- **SHORT EXERCISE**:
Extract each line from the entries below that has the string "marker" in it.

- **SUPPLIED DATA**:
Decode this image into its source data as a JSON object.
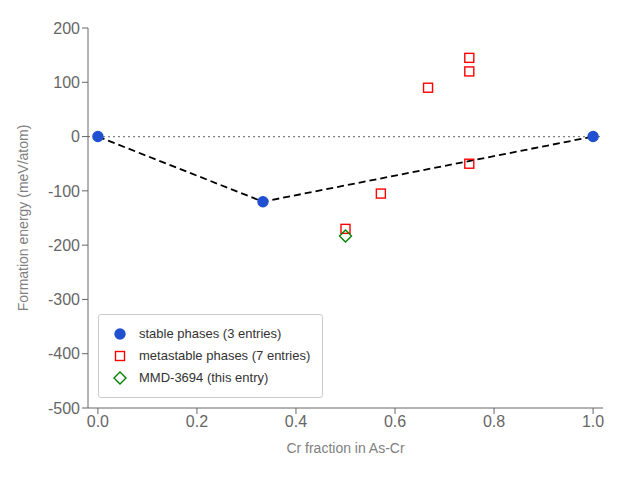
{
  "chart_data": {
    "type": "scatter",
    "xlabel": "Cr fraction in As-Cr",
    "ylabel": "Formation energy (meV/atom)",
    "xlim": [
      -0.02,
      1.02
    ],
    "ylim": [
      -500,
      200
    ],
    "xticks": [
      {
        "value": 0.0,
        "label": "0.0"
      },
      0.2,
      0.4,
      0.6,
      0.8,
      {
        "value": 1.0,
        "label": "1.0"
      }
    ],
    "yticks": [
      -500,
      -400,
      -300,
      -200,
      -100,
      0,
      100,
      200
    ],
    "grid": false,
    "legend": "lower left",
    "hlines": [
      {
        "value": 0,
        "color": "gray",
        "line_style": "dotted"
      }
    ],
    "series": [
      {
        "type": "line",
        "color": "black",
        "line_style": "dashed",
        "x": [
          0.0,
          0.3333,
          1.0
        ],
        "values": [
          0.0,
          -120.0,
          0.0
        ]
      },
      {
        "name": "stable phases (3 entries)",
        "color": "#2050d0",
        "marker": "circle",
        "x": [
          0.0,
          0.3333,
          1.0
        ],
        "values": [
          0.0,
          -120.0,
          0.0
        ]
      },
      {
        "name": "metastable phases (7 entries)",
        "color": "red",
        "marker": "square-open",
        "x": [
          0.5,
          0.5714,
          0.6667,
          0.75,
          0.75,
          0.75
        ],
        "values": [
          -170.0,
          -105.0,
          90.0,
          -50.0,
          120.0,
          145.0
        ]
      },
      {
        "name": "MMD-3694 (this entry)",
        "color": "green",
        "marker": "diamond-open",
        "x": [
          0.5
        ],
        "values": [
          -183.0
        ]
      }
    ]
  }
}
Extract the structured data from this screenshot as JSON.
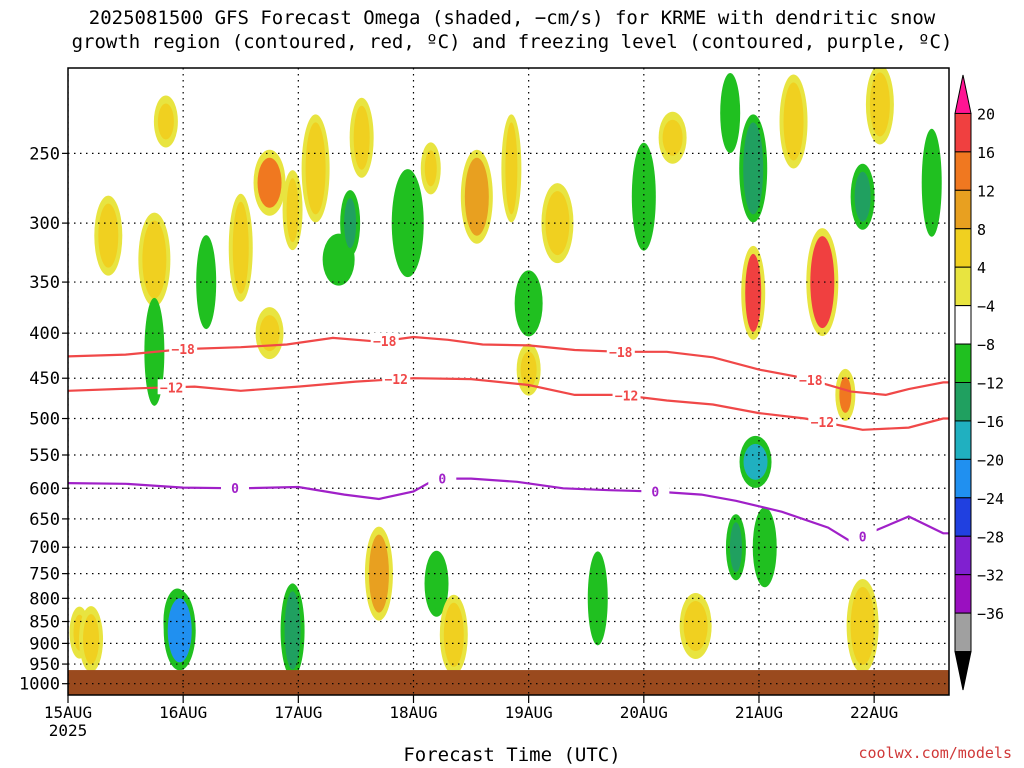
{
  "title": {
    "line1": "2025081500 GFS Forecast Omega (shaded, −cm/s) for KRME with dendritic snow",
    "line2": "growth region (contoured, red, ºC) and freezing level (contoured, purple, ºC)"
  },
  "credit": "coolwx.com/models",
  "chart_data": {
    "type": "heatmap",
    "xlabel": "Forecast Time (UTC)",
    "x_ticks": [
      "15AUG",
      "16AUG",
      "17AUG",
      "18AUG",
      "19AUG",
      "20AUG",
      "21AUG",
      "22AUG"
    ],
    "x_tick_subtitle": "2025",
    "x_range_days": [
      0,
      7.65
    ],
    "y_ticks": [
      250,
      300,
      350,
      400,
      450,
      500,
      550,
      600,
      650,
      700,
      750,
      800,
      850,
      900,
      950,
      1000
    ],
    "y_range_hpa": [
      200,
      1030
    ],
    "y_scale": "log-pressure",
    "grid": true,
    "ground_level_hpa": 965,
    "colorbar": {
      "levels": [
        20,
        16,
        12,
        8,
        4,
        -4,
        -8,
        -12,
        -16,
        -20,
        -24,
        -28,
        -32,
        -36
      ],
      "colors": [
        "#ff1493",
        "#f04040",
        "#f07820",
        "#e8a020",
        "#f0d020",
        "#e8e440",
        "#ffffff",
        "#20c020",
        "#20a060",
        "#20b0c0",
        "#2090f0",
        "#2040e0",
        "#8020d0",
        "#9a10c0",
        "#a0a0a0",
        "#000000"
      ]
    },
    "contours": [
      {
        "label": "-18",
        "color": "#f04848",
        "points": [
          [
            0,
            425
          ],
          [
            0.5,
            423
          ],
          [
            1.0,
            417
          ],
          [
            1.5,
            415
          ],
          [
            1.9,
            412
          ],
          [
            2.3,
            405
          ],
          [
            2.7,
            409
          ],
          [
            3.0,
            404
          ],
          [
            3.3,
            407
          ],
          [
            3.6,
            412
          ],
          [
            4.0,
            413
          ],
          [
            4.4,
            418
          ],
          [
            4.8,
            420
          ],
          [
            5.2,
            420
          ],
          [
            5.6,
            426
          ],
          [
            6.0,
            440
          ],
          [
            6.4,
            450
          ],
          [
            6.8,
            466
          ],
          [
            7.1,
            470
          ],
          [
            7.3,
            463
          ],
          [
            7.6,
            455
          ],
          [
            7.65,
            455
          ]
        ],
        "label_days": [
          1.0,
          2.75,
          4.8,
          6.45
        ]
      },
      {
        "label": "-12",
        "color": "#f04848",
        "points": [
          [
            0,
            465
          ],
          [
            0.6,
            462
          ],
          [
            1.1,
            460
          ],
          [
            1.5,
            465
          ],
          [
            2.0,
            460
          ],
          [
            2.5,
            454
          ],
          [
            3.0,
            450
          ],
          [
            3.5,
            451
          ],
          [
            4.0,
            458
          ],
          [
            4.4,
            470
          ],
          [
            4.8,
            470
          ],
          [
            5.2,
            477
          ],
          [
            5.6,
            482
          ],
          [
            6.0,
            493
          ],
          [
            6.4,
            500
          ],
          [
            6.9,
            515
          ],
          [
            7.3,
            512
          ],
          [
            7.6,
            500
          ],
          [
            7.65,
            500
          ]
        ],
        "label_days": [
          0.9,
          2.85,
          4.85,
          6.55
        ]
      },
      {
        "label": "0",
        "color": "#a020c8",
        "points": [
          [
            0,
            592
          ],
          [
            0.5,
            593
          ],
          [
            1.0,
            599
          ],
          [
            1.5,
            600
          ],
          [
            2.0,
            598
          ],
          [
            2.4,
            610
          ],
          [
            2.7,
            617
          ],
          [
            3.0,
            605
          ],
          [
            3.2,
            585
          ],
          [
            3.5,
            585
          ],
          [
            3.9,
            590
          ],
          [
            4.3,
            600
          ],
          [
            4.7,
            603
          ],
          [
            5.1,
            605
          ],
          [
            5.5,
            610
          ],
          [
            5.8,
            620
          ],
          [
            6.2,
            638
          ],
          [
            6.6,
            665
          ],
          [
            6.8,
            690
          ],
          [
            7.0,
            671
          ],
          [
            7.3,
            646
          ],
          [
            7.6,
            675
          ],
          [
            7.65,
            675
          ]
        ],
        "label_days": [
          1.45,
          3.25,
          5.1,
          6.9
        ]
      }
    ],
    "shaded_cells": [
      {
        "day": 0.1,
        "hpa": 875,
        "value": 4
      },
      {
        "day": 0.2,
        "hpa": 890,
        "value": 4
      },
      {
        "day": 0.35,
        "hpa": 310,
        "value": 4
      },
      {
        "day": 0.75,
        "hpa": 330,
        "value": 4
      },
      {
        "day": 0.75,
        "hpa": 420,
        "value": -8
      },
      {
        "day": 0.85,
        "hpa": 230,
        "value": 4
      },
      {
        "day": 0.95,
        "hpa": 850,
        "value": -8
      },
      {
        "day": 0.97,
        "hpa": 870,
        "value": -20
      },
      {
        "day": 1.2,
        "hpa": 350,
        "value": -8
      },
      {
        "day": 1.5,
        "hpa": 320,
        "value": 4
      },
      {
        "day": 1.75,
        "hpa": 400,
        "value": 4
      },
      {
        "day": 1.75,
        "hpa": 270,
        "value": 12
      },
      {
        "day": 1.95,
        "hpa": 290,
        "value": 4
      },
      {
        "day": 1.95,
        "hpa": 870,
        "value": -12
      },
      {
        "day": 2.15,
        "hpa": 260,
        "value": 4
      },
      {
        "day": 2.35,
        "hpa": 330,
        "value": -8
      },
      {
        "day": 2.45,
        "hpa": 300,
        "value": -12
      },
      {
        "day": 2.55,
        "hpa": 240,
        "value": 4
      },
      {
        "day": 2.7,
        "hpa": 750,
        "value": 8
      },
      {
        "day": 2.95,
        "hpa": 300,
        "value": -8
      },
      {
        "day": 3.15,
        "hpa": 260,
        "value": 4
      },
      {
        "day": 3.2,
        "hpa": 770,
        "value": -8
      },
      {
        "day": 3.35,
        "hpa": 880,
        "value": 4
      },
      {
        "day": 3.55,
        "hpa": 280,
        "value": 8
      },
      {
        "day": 3.85,
        "hpa": 260,
        "value": 4
      },
      {
        "day": 4.0,
        "hpa": 440,
        "value": 4
      },
      {
        "day": 4.0,
        "hpa": 370,
        "value": -8
      },
      {
        "day": 4.25,
        "hpa": 300,
        "value": 4
      },
      {
        "day": 4.6,
        "hpa": 800,
        "value": -8
      },
      {
        "day": 5.0,
        "hpa": 280,
        "value": -8
      },
      {
        "day": 5.25,
        "hpa": 240,
        "value": 4
      },
      {
        "day": 5.45,
        "hpa": 860,
        "value": 4
      },
      {
        "day": 5.75,
        "hpa": 225,
        "value": -8
      },
      {
        "day": 5.95,
        "hpa": 360,
        "value": 16
      },
      {
        "day": 5.95,
        "hpa": 260,
        "value": -12
      },
      {
        "day": 5.97,
        "hpa": 560,
        "value": -16
      },
      {
        "day": 5.8,
        "hpa": 700,
        "value": -12
      },
      {
        "day": 6.05,
        "hpa": 700,
        "value": -8
      },
      {
        "day": 6.3,
        "hpa": 230,
        "value": 4
      },
      {
        "day": 6.55,
        "hpa": 350,
        "value": 16
      },
      {
        "day": 6.75,
        "hpa": 470,
        "value": 12
      },
      {
        "day": 6.9,
        "hpa": 280,
        "value": -12
      },
      {
        "day": 7.05,
        "hpa": 220,
        "value": 4
      },
      {
        "day": 6.9,
        "hpa": 860,
        "value": 4
      },
      {
        "day": 7.5,
        "hpa": 270,
        "value": -8
      }
    ]
  }
}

- **COMPLETED TASK**:
        "marker": "circle",
        "marker": "square-open",
        "marker": "diamond-open",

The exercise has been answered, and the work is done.